*Exercise description*. Reproduce every line of the records below verbatim, omitting the pictures.

☆ ☆ ☆

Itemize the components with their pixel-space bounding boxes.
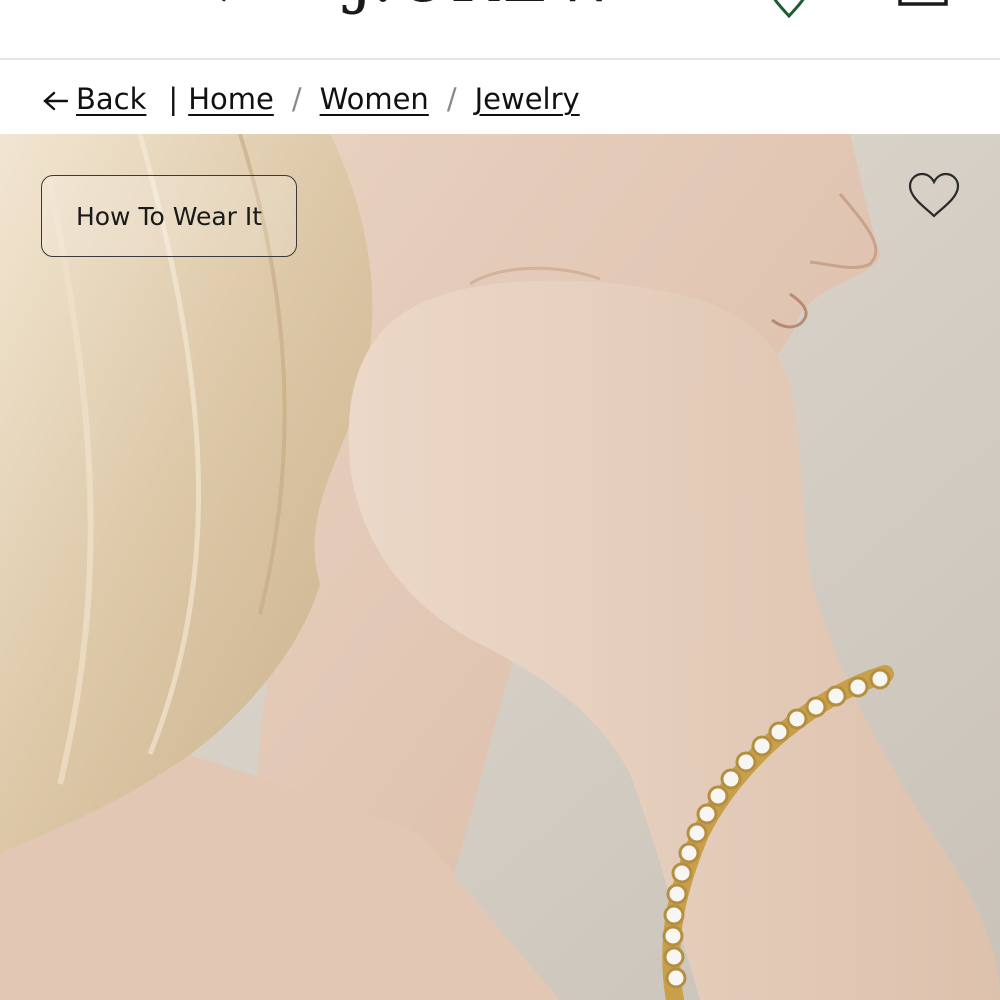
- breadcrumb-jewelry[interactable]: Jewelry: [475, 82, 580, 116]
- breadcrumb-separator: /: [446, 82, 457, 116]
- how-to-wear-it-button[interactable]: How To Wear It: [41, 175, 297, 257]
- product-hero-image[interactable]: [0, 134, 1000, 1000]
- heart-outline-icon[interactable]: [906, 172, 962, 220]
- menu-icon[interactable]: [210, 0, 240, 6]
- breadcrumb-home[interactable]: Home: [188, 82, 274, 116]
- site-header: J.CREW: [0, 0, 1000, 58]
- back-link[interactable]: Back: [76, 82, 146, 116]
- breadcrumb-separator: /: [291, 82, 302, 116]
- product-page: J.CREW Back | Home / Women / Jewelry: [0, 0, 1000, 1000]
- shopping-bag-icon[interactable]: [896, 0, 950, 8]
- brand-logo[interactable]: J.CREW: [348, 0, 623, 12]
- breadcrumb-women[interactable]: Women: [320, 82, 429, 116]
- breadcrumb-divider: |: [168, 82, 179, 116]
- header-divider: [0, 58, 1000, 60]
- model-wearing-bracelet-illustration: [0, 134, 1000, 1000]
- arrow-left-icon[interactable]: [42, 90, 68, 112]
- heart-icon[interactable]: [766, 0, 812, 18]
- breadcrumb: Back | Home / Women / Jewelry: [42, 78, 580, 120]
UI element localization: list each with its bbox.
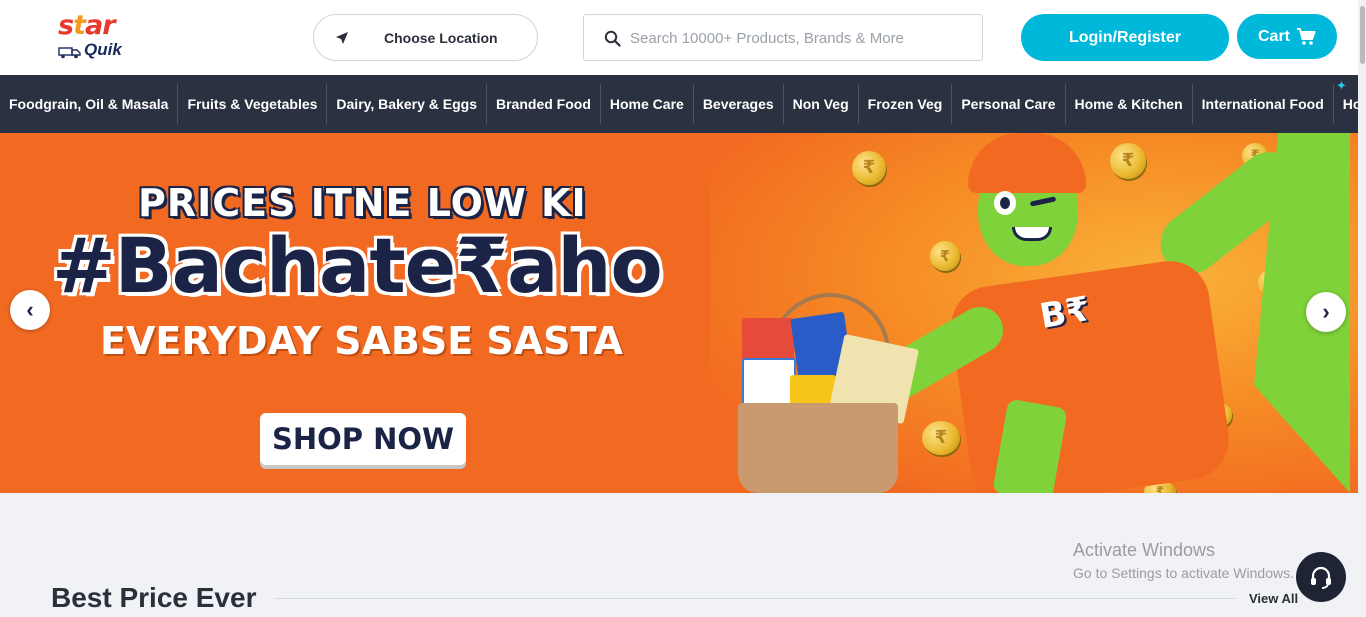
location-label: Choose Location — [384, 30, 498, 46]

☆ ☆ ☆

*Correct result*.
Itemize the components with their pixel-space bounding boxes.
- breadcrumb-jewelry[interactable]: Jewelry: [475, 82, 580, 116]
- breadcrumb-separator: /: [446, 82, 457, 116]
- how-to-wear-it-button[interactable]: How To Wear It: [41, 175, 297, 257]
- product-hero-image[interactable]: [0, 134, 1000, 1000]
- heart-outline-icon[interactable]: [906, 172, 962, 220]
- menu-icon[interactable]: [210, 0, 240, 6]
- breadcrumb-home[interactable]: Home: [188, 82, 274, 116]
- site-header: J.CREW: [0, 0, 1000, 58]
- back-link[interactable]: Back: [76, 82, 146, 116]
- breadcrumb-separator: /: [291, 82, 302, 116]
- product-page: J.CREW Back | Home / Women / Jewelry: [0, 0, 1000, 1000]
- shopping-bag-icon[interactable]: [896, 0, 950, 8]
- brand-logo[interactable]: J.CREW: [348, 0, 623, 12]
- breadcrumb-women[interactable]: Women: [320, 82, 429, 116]
- breadcrumb-divider: |: [168, 82, 179, 116]
- header-divider: [0, 58, 1000, 60]
- model-wearing-bracelet-illustration: [0, 134, 1000, 1000]
- arrow-left-icon[interactable]: [42, 90, 68, 112]
- heart-icon[interactable]: [766, 0, 812, 18]
- breadcrumb: Back | Home / Women / Jewelry: [42, 78, 580, 120]
UI element localization: list each with its bbox.
location-label: Choose Location — [384, 30, 498, 46]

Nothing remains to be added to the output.